▶ **WRITTEN PROBLEM**:
Each entry has to be copied exactly, with nothing missed.

▶ **EXTRACTED RECORDS**:
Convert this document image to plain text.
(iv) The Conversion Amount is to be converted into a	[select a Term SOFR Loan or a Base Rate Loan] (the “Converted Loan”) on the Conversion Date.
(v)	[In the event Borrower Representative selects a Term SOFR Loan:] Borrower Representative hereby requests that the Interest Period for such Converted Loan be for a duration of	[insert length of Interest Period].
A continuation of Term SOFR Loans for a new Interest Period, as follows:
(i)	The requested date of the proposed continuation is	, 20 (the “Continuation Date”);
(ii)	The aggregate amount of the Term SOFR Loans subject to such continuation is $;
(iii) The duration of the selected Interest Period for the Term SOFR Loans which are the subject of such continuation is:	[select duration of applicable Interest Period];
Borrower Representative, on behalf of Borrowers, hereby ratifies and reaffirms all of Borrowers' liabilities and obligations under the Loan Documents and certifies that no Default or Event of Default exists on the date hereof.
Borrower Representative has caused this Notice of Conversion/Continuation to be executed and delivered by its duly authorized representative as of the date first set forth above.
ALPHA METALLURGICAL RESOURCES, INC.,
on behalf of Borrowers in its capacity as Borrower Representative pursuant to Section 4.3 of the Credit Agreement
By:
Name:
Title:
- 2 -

▶ **RESPONSE TO THIS TASK**:
Convert this document image to plain text.
(iv) The Conversion Amount is to be converted into a	[select a Term SOFR Loan or a Base Rate Loan] (the “Converted Loan”) on the Conversion Date.
(v)	[In the event Borrower Representative selects a Term SOFR Loan:] Borrower Representative hereby requests that the Interest Period for such Converted Loan be for a duration of	[insert length of Interest Period].
A continuation of Term SOFR Loans for a new Interest Period, as follows:
(i)	The requested date of the proposed continuation is	, 20 (the “Continuation Date”);
(ii)	The aggregate amount of the Term SOFR Loans subject to such continuation is $;
(iii) The duration of the selected Interest Period for the Term SOFR Loans which are the subject of such continuation is:	[select duration of applicable Interest Period];
Borrower Representative, on behalf of Borrowers, hereby ratifies and reaffirms all of Borrowers' liabilities and obligations under the Loan Documents and certifies that no Default or Event of Default exists on the date hereof.
Borrower Representative has caused this Notice of Conversion/Continuation to be executed and delivered by its duly authorized representative as of the date first set forth above.
ALPHA METALLURGICAL RESOURCES, INC.,
on behalf of Borrowers in its capacity as Borrower Representative pursuant to Section 4.3 of the Credit Agreement
By:
Name:
Title:
- 2 -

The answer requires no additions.